• Aim of the exercise: From the squash passage below, reproduce word for word the stretch that begins at "According to what" and ends after "two-thirds majority vote.".

• Study text:
- - - - - - -

When it comes to a sport which is popular globally, who else do we have that is firmly in the “tersohor” category? The best is perhaps “terbilang” category: LCW has his bogeyman Lin Dan, Pandelela has her nemesis Chen Ruolin. But Nicol stands alone as the undisputed greatest ever female squash player who ever lived – as a Malaysian, even thinking about that is mind-boggling.
Many Malaysians would say that if squash was an Olympics sport, Nicol David would’ve earned our first gold medal years ago.
She was recently quoted to have said that if squash makes it to the Olympics in 2020, when she’ll be 37, she said she won’t miss it for the world and will ensure she’s ready for it.
But why not yet?
According to what I read, squash has been trying to be included in the Olympics for “many years”, but failed because, according to the IOC:
- not TV friendly enough i.e. ball cannot be seen. Solution: HD cameras
- rampant arguments between referee and players. Solution: now have 3 referees.
- issues with scoring system. Solution: adjust the system.
Together with karate, it was put forward for 2012 after baseball and softball where ejected, but failed to get the IOC’s two-thirds majority vote.

- - - - - - -

• Provided records:
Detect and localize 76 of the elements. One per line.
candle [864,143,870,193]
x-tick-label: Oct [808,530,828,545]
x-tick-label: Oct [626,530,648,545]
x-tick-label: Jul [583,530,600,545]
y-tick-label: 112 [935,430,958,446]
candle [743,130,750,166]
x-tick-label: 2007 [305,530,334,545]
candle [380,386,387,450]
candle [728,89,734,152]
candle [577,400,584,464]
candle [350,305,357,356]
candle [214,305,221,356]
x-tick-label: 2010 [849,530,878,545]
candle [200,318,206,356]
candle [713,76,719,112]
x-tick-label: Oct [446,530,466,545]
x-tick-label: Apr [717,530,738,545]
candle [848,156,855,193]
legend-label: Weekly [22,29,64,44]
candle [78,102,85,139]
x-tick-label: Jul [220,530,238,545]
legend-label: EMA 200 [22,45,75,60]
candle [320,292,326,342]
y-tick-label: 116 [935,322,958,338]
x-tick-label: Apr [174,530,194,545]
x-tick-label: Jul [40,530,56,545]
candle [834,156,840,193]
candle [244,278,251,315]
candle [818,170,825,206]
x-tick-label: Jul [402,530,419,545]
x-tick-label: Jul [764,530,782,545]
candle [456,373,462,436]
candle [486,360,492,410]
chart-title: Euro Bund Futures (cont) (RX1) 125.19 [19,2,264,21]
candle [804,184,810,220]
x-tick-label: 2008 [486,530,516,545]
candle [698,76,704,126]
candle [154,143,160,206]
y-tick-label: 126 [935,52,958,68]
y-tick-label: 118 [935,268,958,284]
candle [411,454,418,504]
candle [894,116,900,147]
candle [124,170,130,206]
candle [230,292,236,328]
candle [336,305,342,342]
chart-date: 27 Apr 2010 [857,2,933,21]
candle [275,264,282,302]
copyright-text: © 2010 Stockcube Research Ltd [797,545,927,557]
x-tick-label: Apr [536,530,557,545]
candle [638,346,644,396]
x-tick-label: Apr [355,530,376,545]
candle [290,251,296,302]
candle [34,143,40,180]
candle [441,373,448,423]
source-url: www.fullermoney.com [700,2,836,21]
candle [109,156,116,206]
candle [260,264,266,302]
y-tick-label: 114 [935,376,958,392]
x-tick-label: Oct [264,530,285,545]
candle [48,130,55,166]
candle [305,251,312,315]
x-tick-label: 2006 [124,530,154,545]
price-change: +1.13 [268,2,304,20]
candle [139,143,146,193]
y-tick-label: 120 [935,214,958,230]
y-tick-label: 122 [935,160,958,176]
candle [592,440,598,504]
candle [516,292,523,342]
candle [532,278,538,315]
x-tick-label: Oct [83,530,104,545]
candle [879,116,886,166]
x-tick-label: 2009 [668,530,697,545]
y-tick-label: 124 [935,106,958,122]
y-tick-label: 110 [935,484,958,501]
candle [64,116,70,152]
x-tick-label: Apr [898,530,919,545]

- - - - - - -

• Response for this exercise:
According to what I read, squash has been trying to be included in the Olympics for “many years”, but failed because, according to the IOC:
- not TV friendly enough i.e. ball cannot be seen. Solution: HD cameras
- rampant arguments between referee and players. Solution: now have 3 referees.
- issues with scoring system. Solution: adjust the system.
Together with karate, it was put forward for 2012 after baseball and softball where ejected, but failed to get the IOC’s two-thirds majority vote.